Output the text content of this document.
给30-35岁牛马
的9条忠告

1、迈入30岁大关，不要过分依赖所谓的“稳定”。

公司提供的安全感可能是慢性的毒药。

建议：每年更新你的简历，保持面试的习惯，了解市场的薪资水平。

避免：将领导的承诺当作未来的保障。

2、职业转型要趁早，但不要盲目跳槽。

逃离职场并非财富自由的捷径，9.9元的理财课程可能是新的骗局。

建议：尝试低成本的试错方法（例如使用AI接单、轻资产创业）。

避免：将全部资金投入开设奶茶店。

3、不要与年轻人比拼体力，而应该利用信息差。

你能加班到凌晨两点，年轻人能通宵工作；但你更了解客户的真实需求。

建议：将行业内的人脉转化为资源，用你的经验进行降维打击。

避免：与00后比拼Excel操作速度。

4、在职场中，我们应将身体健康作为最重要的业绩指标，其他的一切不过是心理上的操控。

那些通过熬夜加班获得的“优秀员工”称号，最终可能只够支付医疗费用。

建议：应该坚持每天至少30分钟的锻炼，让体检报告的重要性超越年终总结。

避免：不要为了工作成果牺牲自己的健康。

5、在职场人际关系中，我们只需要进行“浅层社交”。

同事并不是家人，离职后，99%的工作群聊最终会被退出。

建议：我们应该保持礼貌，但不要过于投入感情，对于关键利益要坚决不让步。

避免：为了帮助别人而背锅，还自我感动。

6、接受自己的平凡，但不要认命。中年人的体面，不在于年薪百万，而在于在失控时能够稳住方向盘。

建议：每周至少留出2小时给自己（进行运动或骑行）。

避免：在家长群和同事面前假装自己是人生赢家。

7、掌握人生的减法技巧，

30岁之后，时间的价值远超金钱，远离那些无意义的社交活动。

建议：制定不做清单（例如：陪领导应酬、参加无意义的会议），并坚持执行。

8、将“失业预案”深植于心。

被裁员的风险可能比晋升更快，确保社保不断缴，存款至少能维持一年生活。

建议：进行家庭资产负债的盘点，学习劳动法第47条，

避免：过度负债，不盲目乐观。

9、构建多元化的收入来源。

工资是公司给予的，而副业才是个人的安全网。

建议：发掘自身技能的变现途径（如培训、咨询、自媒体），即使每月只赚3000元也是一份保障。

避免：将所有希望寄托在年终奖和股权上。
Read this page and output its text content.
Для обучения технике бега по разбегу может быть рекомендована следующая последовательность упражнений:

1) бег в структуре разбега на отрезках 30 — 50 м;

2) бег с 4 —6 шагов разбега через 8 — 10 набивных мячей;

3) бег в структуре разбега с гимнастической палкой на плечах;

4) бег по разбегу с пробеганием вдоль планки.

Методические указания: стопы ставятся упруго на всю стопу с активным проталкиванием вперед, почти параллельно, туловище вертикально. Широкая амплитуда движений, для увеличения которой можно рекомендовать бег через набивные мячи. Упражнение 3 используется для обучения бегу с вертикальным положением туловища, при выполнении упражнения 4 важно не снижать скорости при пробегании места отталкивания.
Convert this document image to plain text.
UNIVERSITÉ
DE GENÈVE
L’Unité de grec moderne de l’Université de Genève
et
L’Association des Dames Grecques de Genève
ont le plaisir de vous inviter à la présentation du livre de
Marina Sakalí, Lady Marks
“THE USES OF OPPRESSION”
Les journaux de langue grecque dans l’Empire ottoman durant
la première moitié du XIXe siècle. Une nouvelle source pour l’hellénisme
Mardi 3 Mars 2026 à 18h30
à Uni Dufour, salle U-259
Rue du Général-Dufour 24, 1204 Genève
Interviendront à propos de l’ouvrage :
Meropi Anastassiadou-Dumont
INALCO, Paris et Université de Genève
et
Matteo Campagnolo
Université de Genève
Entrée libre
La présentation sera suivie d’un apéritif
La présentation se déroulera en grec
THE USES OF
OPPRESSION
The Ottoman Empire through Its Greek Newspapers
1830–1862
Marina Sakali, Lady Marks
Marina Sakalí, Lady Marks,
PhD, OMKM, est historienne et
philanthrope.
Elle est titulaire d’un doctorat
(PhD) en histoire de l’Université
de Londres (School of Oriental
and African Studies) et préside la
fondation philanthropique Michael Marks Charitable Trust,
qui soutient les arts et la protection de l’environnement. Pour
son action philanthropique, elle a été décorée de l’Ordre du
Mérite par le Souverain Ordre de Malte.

Task objective
Track down every line with the word "this" and copy it.

Complete answer
Output the text content of this document.
Read this page and output its text content.
Convert this document image to plain text.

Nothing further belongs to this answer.